>> Start Dataset records

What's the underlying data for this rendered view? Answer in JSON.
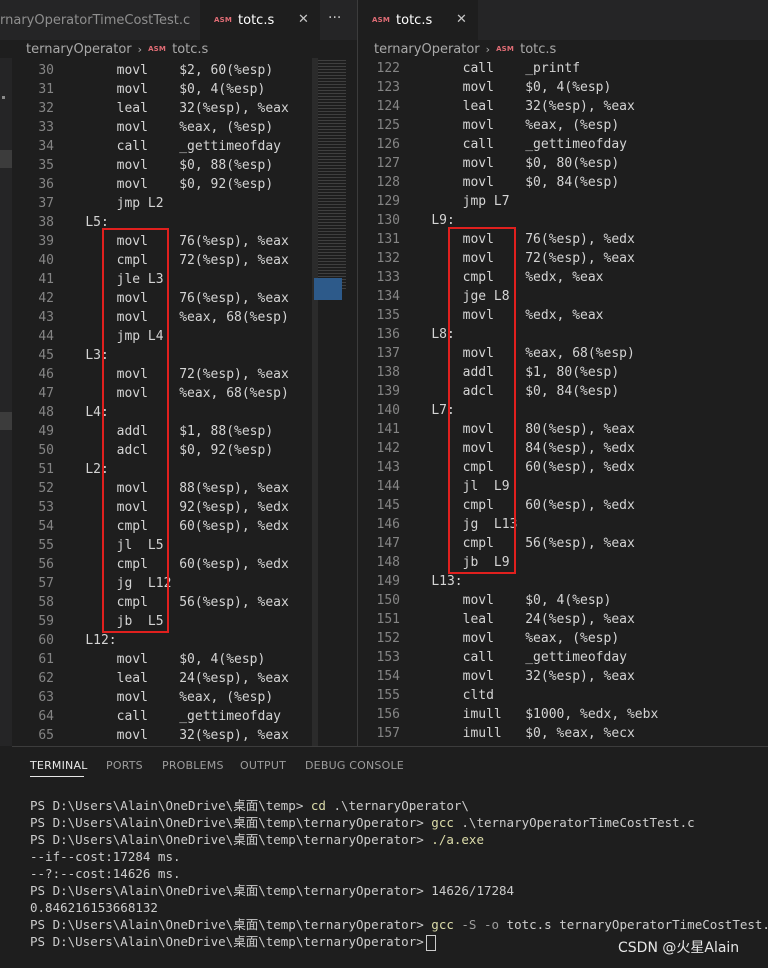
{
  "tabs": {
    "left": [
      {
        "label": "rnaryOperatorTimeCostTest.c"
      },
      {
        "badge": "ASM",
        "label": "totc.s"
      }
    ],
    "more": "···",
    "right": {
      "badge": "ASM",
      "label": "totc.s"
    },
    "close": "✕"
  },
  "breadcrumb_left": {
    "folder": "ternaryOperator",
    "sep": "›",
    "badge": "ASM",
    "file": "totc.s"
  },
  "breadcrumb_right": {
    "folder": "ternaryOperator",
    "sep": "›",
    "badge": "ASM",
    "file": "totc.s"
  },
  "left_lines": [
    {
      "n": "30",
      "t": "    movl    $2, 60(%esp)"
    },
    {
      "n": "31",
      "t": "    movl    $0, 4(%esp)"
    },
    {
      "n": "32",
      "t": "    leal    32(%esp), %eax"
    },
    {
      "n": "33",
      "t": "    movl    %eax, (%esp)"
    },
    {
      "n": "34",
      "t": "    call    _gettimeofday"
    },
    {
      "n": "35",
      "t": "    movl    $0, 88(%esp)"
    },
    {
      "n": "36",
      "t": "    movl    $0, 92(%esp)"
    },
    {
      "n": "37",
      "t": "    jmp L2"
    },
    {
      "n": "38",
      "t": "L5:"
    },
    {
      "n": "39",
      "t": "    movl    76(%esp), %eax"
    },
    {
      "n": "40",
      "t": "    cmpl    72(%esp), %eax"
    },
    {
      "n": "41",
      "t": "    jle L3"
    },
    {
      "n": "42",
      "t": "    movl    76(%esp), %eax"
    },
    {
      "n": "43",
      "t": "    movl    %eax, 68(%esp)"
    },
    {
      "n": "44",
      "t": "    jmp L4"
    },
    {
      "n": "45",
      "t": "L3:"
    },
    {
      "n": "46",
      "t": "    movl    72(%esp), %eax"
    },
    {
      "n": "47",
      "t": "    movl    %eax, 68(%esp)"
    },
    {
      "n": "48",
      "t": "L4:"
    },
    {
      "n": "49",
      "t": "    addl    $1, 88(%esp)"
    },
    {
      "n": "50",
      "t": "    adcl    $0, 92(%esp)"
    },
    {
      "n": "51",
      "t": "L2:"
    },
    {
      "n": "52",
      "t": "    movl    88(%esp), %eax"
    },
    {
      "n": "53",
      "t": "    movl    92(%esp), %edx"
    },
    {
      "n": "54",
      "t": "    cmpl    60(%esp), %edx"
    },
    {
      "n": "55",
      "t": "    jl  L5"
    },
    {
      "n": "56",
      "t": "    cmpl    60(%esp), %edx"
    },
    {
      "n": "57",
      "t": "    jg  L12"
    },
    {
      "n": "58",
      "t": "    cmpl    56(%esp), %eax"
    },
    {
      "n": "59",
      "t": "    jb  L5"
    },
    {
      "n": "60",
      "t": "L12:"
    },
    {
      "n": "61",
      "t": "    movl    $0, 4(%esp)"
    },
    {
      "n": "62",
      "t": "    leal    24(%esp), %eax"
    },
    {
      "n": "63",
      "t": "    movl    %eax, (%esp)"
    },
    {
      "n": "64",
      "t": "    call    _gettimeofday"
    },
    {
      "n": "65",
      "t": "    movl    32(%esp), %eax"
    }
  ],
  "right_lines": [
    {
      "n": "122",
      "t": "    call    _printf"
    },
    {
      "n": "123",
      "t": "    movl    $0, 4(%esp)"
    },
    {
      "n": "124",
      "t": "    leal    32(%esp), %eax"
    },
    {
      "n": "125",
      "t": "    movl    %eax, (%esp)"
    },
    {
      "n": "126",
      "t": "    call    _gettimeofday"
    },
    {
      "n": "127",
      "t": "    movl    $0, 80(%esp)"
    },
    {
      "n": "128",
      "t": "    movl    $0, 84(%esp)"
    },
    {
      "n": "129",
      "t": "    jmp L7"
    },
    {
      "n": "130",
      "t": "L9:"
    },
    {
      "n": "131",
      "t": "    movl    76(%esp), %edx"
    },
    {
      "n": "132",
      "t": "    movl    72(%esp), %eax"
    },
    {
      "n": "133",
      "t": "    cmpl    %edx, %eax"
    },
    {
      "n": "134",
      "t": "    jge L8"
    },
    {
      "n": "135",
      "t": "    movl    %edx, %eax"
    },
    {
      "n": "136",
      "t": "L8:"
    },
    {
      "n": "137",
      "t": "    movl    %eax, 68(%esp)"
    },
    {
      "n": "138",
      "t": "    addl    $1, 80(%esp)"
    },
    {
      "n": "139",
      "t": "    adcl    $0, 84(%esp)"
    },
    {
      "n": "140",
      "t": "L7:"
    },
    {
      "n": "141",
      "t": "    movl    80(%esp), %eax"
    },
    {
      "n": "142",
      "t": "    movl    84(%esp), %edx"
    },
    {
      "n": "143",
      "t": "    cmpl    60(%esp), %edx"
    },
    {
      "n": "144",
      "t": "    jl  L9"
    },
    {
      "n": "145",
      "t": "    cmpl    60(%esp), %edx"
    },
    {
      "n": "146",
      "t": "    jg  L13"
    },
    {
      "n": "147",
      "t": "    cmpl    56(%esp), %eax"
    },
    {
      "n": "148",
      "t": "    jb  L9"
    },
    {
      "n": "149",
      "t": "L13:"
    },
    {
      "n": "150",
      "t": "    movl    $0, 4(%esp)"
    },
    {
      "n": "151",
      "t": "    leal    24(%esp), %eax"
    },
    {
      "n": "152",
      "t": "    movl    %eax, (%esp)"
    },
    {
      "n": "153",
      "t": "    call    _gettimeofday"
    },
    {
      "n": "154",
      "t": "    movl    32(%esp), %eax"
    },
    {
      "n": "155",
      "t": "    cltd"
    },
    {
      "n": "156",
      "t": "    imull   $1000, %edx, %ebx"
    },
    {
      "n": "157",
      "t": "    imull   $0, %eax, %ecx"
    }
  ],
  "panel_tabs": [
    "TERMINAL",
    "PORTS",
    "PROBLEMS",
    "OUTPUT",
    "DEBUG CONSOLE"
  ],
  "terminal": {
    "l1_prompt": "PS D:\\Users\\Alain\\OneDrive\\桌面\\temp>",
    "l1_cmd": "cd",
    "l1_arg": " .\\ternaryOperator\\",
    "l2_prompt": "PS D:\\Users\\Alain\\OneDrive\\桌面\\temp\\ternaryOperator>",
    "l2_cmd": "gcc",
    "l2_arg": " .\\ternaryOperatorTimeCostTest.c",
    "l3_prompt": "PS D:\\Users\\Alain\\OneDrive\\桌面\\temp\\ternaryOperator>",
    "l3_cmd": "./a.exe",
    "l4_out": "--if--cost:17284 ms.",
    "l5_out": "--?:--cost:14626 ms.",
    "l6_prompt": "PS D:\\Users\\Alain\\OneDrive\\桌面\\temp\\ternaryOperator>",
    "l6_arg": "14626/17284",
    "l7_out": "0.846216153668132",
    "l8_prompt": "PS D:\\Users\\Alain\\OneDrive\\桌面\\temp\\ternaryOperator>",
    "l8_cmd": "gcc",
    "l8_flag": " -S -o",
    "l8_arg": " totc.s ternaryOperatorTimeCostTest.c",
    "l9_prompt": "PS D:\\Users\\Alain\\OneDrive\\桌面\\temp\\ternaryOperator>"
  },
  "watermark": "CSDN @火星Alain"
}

>> End Dataset records

Exercise objective:
Exactly reproduce the entries above, minus the pictures.

Reply:
What's the underlying data for this rendered view? Answer in JSON.
{
  "tabs": {
    "left": [
      {
        "label": "rnaryOperatorTimeCostTest.c"
      },
      {
        "badge": "ASM",
        "label": "totc.s"
      }
    ],
    "more": "···",
    "right": {
      "badge": "ASM",
      "label": "totc.s"
    },
    "close": "✕"
  },
  "breadcrumb_left": {
    "folder": "ternaryOperator",
    "sep": "›",
    "badge": "ASM",
    "file": "totc.s"
  },
  "breadcrumb_right": {
    "folder": "ternaryOperator",
    "sep": "›",
    "badge": "ASM",
    "file": "totc.s"
  },
  "left_lines": [
    {
      "n": "30",
      "t": "    movl    $2, 60(%esp)"
    },
    {
      "n": "31",
      "t": "    movl    $0, 4(%esp)"
    },
    {
      "n": "32",
      "t": "    leal    32(%esp), %eax"
    },
    {
      "n": "33",
      "t": "    movl    %eax, (%esp)"
    },
    {
      "n": "34",
      "t": "    call    _gettimeofday"
    },
    {
      "n": "35",
      "t": "    movl    $0, 88(%esp)"
    },
    {
      "n": "36",
      "t": "    movl    $0, 92(%esp)"
    },
    {
      "n": "37",
      "t": "    jmp L2"
    },
    {
      "n": "38",
      "t": "L5:"
    },
    {
      "n": "39",
      "t": "    movl    76(%esp), %eax"
    },
    {
      "n": "40",
      "t": "    cmpl    72(%esp), %eax"
    },
    {
      "n": "41",
      "t": "    jle L3"
    },
    {
      "n": "42",
      "t": "    movl    76(%esp), %eax"
    },
    {
      "n": "43",
      "t": "    movl    %eax, 68(%esp)"
    },
    {
      "n": "44",
      "t": "    jmp L4"
    },
    {
      "n": "45",
      "t": "L3:"
    },
    {
      "n": "46",
      "t": "    movl    72(%esp), %eax"
    },
    {
      "n": "47",
      "t": "    movl    %eax, 68(%esp)"
    },
    {
      "n": "48",
      "t": "L4:"
    },
    {
      "n": "49",
      "t": "    addl    $1, 88(%esp)"
    },
    {
      "n": "50",
      "t": "    adcl    $0, 92(%esp)"
    },
    {
      "n": "51",
      "t": "L2:"
    },
    {
      "n": "52",
      "t": "    movl    88(%esp), %eax"
    },
    {
      "n": "53",
      "t": "    movl    92(%esp), %edx"
    },
    {
      "n": "54",
      "t": "    cmpl    60(%esp), %edx"
    },
    {
      "n": "55",
      "t": "    jl  L5"
    },
    {
      "n": "56",
      "t": "    cmpl    60(%esp), %edx"
    },
    {
      "n": "57",
      "t": "    jg  L12"
    },
    {
      "n": "58",
      "t": "    cmpl    56(%esp), %eax"
    },
    {
      "n": "59",
      "t": "    jb  L5"
    },
    {
      "n": "60",
      "t": "L12:"
    },
    {
      "n": "61",
      "t": "    movl    $0, 4(%esp)"
    },
    {
      "n": "62",
      "t": "    leal    24(%esp), %eax"
    },
    {
      "n": "63",
      "t": "    movl    %eax, (%esp)"
    },
    {
      "n": "64",
      "t": "    call    _gettimeofday"
    },
    {
      "n": "65",
      "t": "    movl    32(%esp), %eax"
    }
  ],
  "right_lines": [
    {
      "n": "122",
      "t": "    call    _printf"
    },
    {
      "n": "123",
      "t": "    movl    $0, 4(%esp)"
    },
    {
      "n": "124",
      "t": "    leal    32(%esp), %eax"
    },
    {
      "n": "125",
      "t": "    movl    %eax, (%esp)"
    },
    {
      "n": "126",
      "t": "    call    _gettimeofday"
    },
    {
      "n": "127",
      "t": "    movl    $0, 80(%esp)"
    },
    {
      "n": "128",
      "t": "    movl    $0, 84(%esp)"
    },
    {
      "n": "129",
      "t": "    jmp L7"
    },
    {
      "n": "130",
      "t": "L9:"
    },
    {
      "n": "131",
      "t": "    movl    76(%esp), %edx"
    },
    {
      "n": "132",
      "t": "    movl    72(%esp), %eax"
    },
    {
      "n": "133",
      "t": "    cmpl    %edx, %eax"
    },
    {
      "n": "134",
      "t": "    jge L8"
    },
    {
      "n": "135",
      "t": "    movl    %edx, %eax"
    },
    {
      "n": "136",
      "t": "L8:"
    },
    {
      "n": "137",
      "t": "    movl    %eax, 68(%esp)"
    },
    {
      "n": "138",
      "t": "    addl    $1, 80(%esp)"
    },
    {
      "n": "139",
      "t": "    adcl    $0, 84(%esp)"
    },
    {
      "n": "140",
      "t": "L7:"
    },
    {
      "n": "141",
      "t": "    movl    80(%esp), %eax"
    },
    {
      "n": "142",
      "t": "    movl    84(%esp), %edx"
    },
    {
      "n": "143",
      "t": "    cmpl    60(%esp), %edx"
    },
    {
      "n": "144",
      "t": "    jl  L9"
    },
    {
      "n": "145",
      "t": "    cmpl    60(%esp), %edx"
    },
    {
      "n": "146",
      "t": "    jg  L13"
    },
    {
      "n": "147",
      "t": "    cmpl    56(%esp), %eax"
    },
    {
      "n": "148",
      "t": "    jb  L9"
    },
    {
      "n": "149",
      "t": "L13:"
    },
    {
      "n": "150",
      "t": "    movl    $0, 4(%esp)"
    },
    {
      "n": "151",
      "t": "    leal    24(%esp), %eax"
    },
    {
      "n": "152",
      "t": "    movl    %eax, (%esp)"
    },
    {
      "n": "153",
      "t": "    call    _gettimeofday"
    },
    {
      "n": "154",
      "t": "    movl    32(%esp), %eax"
    },
    {
      "n": "155",
      "t": "    cltd"
    },
    {
      "n": "156",
      "t": "    imull   $1000, %edx, %ebx"
    },
    {
      "n": "157",
      "t": "    imull   $0, %eax, %ecx"
    }
  ],
  "panel_tabs": [
    "TERMINAL",
    "PORTS",
    "PROBLEMS",
    "OUTPUT",
    "DEBUG CONSOLE"
  ],
  "terminal": {
    "l1_prompt": "PS D:\\Users\\Alain\\OneDrive\\桌面\\temp>",
    "l1_cmd": "cd",
    "l1_arg": " .\\ternaryOperator\\",
    "l2_prompt": "PS D:\\Users\\Alain\\OneDrive\\桌面\\temp\\ternaryOperator>",
    "l2_cmd": "gcc",
    "l2_arg": " .\\ternaryOperatorTimeCostTest.c",
    "l3_prompt": "PS D:\\Users\\Alain\\OneDrive\\桌面\\temp\\ternaryOperator>",
    "l3_cmd": "./a.exe",
    "l4_out": "--if--cost:17284 ms.",
    "l5_out": "--?:--cost:14626 ms.",
    "l6_prompt": "PS D:\\Users\\Alain\\OneDrive\\桌面\\temp\\ternaryOperator>",
    "l6_arg": "14626/17284",
    "l7_out": "0.846216153668132",
    "l8_prompt": "PS D:\\Users\\Alain\\OneDrive\\桌面\\temp\\ternaryOperator>",
    "l8_cmd": "gcc",
    "l8_flag": " -S -o",
    "l8_arg": " totc.s ternaryOperatorTimeCostTest.c",
    "l9_prompt": "PS D:\\Users\\Alain\\OneDrive\\桌面\\temp\\ternaryOperator>"
  },
  "watermark": "CSDN @火星Alain"
}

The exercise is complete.